▶ **GOAL**
Pull out every line of the items below, from the very first one down to the line containing "gimp-tool-icon[interactable] [83,304,93,313]", both ends included, and reproduce them unchanged.

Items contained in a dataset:
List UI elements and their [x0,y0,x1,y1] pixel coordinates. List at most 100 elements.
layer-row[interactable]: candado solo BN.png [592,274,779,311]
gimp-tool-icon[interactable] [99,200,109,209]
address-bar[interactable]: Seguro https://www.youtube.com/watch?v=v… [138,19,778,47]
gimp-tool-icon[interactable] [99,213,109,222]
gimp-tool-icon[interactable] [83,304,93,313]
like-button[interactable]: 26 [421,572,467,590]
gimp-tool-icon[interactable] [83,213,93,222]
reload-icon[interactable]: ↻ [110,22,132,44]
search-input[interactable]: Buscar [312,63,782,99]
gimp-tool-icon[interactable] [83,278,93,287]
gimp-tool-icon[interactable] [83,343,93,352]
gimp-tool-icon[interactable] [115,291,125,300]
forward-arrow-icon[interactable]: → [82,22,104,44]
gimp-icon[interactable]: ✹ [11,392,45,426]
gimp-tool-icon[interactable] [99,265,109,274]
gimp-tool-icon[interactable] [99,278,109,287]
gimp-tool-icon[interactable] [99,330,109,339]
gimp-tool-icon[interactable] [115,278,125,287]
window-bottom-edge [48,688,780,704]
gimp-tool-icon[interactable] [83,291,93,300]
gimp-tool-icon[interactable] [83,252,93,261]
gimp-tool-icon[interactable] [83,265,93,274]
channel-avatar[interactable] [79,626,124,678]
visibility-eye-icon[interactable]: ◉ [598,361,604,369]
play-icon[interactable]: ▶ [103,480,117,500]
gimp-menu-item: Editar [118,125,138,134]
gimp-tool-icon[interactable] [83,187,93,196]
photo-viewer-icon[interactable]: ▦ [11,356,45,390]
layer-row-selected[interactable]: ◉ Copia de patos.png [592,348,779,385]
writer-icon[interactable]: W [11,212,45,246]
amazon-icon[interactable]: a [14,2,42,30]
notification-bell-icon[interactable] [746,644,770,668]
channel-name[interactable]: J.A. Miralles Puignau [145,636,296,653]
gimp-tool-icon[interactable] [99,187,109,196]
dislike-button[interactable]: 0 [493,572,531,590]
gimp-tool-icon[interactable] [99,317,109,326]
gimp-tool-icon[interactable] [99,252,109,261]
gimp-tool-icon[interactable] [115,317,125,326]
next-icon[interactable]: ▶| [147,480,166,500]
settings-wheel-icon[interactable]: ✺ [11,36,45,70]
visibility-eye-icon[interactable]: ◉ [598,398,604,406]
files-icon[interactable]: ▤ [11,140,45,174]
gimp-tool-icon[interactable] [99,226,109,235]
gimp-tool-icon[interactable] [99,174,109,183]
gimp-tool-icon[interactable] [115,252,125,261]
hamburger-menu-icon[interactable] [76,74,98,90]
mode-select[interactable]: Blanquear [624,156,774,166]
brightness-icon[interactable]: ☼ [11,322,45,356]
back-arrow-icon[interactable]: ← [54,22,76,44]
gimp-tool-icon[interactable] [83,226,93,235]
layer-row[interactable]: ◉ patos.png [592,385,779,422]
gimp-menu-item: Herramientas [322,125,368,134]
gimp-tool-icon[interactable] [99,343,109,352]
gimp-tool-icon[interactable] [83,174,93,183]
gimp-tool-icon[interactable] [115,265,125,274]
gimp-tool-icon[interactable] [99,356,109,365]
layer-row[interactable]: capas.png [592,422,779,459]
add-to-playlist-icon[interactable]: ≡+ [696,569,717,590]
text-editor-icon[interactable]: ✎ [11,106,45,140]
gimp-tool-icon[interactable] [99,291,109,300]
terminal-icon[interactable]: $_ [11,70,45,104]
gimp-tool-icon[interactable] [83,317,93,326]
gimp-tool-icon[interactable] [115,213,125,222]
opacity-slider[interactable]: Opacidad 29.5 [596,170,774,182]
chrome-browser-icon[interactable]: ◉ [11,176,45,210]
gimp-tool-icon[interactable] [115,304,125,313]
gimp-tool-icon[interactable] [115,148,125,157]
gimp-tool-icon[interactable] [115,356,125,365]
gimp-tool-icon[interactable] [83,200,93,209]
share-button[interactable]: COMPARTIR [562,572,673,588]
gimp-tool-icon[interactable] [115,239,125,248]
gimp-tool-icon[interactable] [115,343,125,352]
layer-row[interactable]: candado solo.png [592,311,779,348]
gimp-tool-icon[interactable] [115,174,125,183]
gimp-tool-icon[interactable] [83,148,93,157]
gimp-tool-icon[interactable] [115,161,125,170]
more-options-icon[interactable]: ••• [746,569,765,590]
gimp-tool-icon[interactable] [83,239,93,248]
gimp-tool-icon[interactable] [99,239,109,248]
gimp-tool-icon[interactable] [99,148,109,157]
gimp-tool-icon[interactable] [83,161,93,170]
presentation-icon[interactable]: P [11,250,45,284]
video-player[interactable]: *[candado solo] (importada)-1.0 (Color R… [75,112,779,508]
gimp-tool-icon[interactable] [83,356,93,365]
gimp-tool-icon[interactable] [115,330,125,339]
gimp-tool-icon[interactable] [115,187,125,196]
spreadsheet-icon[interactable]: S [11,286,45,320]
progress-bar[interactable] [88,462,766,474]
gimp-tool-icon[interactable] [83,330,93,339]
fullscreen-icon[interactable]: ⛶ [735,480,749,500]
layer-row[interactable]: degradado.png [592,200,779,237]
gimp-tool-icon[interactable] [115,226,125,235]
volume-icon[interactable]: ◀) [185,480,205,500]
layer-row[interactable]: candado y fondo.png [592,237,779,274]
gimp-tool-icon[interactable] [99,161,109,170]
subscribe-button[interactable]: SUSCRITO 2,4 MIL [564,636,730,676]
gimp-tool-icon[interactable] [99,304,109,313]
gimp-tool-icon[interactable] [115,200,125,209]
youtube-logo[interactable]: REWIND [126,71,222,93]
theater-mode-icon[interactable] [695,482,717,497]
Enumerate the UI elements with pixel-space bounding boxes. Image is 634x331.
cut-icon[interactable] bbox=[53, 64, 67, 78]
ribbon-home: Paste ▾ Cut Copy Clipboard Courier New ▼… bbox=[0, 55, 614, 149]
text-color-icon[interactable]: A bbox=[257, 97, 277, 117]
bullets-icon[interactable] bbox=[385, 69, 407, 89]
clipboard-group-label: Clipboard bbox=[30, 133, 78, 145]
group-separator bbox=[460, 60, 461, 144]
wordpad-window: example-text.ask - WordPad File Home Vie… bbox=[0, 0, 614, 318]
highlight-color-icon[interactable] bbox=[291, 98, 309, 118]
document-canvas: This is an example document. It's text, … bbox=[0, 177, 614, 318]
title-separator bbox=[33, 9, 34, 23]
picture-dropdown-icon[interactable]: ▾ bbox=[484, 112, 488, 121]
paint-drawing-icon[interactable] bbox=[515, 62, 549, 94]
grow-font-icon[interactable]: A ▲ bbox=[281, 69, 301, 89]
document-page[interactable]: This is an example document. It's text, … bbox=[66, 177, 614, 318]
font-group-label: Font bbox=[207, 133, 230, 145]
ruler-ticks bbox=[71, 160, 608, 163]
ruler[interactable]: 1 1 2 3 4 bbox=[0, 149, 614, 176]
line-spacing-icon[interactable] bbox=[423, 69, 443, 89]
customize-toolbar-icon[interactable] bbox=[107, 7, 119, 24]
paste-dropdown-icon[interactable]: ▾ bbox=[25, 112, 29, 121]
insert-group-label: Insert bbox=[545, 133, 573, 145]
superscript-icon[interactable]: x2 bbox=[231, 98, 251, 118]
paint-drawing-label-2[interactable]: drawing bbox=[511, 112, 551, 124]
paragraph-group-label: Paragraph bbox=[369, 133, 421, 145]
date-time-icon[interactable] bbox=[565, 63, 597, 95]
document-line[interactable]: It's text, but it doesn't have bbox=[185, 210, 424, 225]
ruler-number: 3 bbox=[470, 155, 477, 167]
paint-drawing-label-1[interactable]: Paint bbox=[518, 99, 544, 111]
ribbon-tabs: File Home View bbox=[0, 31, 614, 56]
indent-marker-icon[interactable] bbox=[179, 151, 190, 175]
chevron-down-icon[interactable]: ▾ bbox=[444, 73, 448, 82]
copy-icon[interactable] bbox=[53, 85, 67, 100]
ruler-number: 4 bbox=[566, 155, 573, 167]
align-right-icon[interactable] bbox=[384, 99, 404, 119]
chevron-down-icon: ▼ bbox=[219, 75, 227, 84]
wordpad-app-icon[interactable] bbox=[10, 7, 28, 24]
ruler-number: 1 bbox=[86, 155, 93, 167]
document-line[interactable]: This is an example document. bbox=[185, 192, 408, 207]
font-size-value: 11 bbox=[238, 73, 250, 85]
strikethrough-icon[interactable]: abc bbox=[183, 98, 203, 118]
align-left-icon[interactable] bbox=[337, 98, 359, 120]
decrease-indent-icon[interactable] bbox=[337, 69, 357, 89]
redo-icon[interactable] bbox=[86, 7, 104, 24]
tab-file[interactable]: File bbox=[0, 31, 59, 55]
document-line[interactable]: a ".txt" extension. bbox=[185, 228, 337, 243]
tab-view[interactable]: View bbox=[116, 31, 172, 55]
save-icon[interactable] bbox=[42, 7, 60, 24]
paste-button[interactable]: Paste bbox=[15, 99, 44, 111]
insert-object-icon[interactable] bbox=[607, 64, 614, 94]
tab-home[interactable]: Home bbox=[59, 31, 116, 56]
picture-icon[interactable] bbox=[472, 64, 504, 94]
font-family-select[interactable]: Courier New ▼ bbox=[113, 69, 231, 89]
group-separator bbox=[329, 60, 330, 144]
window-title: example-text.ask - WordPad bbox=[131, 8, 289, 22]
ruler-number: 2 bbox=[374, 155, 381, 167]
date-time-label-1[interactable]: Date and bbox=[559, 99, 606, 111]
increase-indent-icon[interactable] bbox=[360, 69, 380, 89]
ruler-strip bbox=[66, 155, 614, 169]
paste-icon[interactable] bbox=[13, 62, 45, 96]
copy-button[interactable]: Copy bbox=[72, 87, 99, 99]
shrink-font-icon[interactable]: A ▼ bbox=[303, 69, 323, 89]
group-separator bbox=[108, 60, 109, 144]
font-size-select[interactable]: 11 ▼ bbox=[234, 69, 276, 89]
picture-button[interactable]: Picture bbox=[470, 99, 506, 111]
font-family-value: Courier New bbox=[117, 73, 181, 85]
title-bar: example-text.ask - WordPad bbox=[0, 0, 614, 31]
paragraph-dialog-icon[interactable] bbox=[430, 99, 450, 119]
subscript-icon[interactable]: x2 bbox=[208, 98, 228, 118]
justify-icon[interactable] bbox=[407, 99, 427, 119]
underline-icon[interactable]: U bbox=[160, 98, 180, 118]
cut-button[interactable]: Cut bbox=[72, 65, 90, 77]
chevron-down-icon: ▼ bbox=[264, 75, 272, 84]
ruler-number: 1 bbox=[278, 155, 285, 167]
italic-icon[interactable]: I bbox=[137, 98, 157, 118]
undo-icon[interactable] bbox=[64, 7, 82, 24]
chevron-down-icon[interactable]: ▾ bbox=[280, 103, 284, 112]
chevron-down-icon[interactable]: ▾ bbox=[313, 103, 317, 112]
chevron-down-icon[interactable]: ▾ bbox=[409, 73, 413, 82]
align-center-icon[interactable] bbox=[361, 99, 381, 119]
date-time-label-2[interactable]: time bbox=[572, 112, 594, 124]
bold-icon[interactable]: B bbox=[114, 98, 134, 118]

▶ **COMPLETE OUTPUT**
List UI elements and their [x0,y0,x1,y1] pixel coordinates. List at most 100 elements.
layer-row[interactable]: candado solo BN.png [592,274,779,311]
gimp-tool-icon[interactable] [99,200,109,209]
address-bar[interactable]: Seguro https://www.youtube.com/watch?v=v… [138,19,778,47]
gimp-tool-icon[interactable] [99,213,109,222]
gimp-tool-icon[interactable] [83,304,93,313]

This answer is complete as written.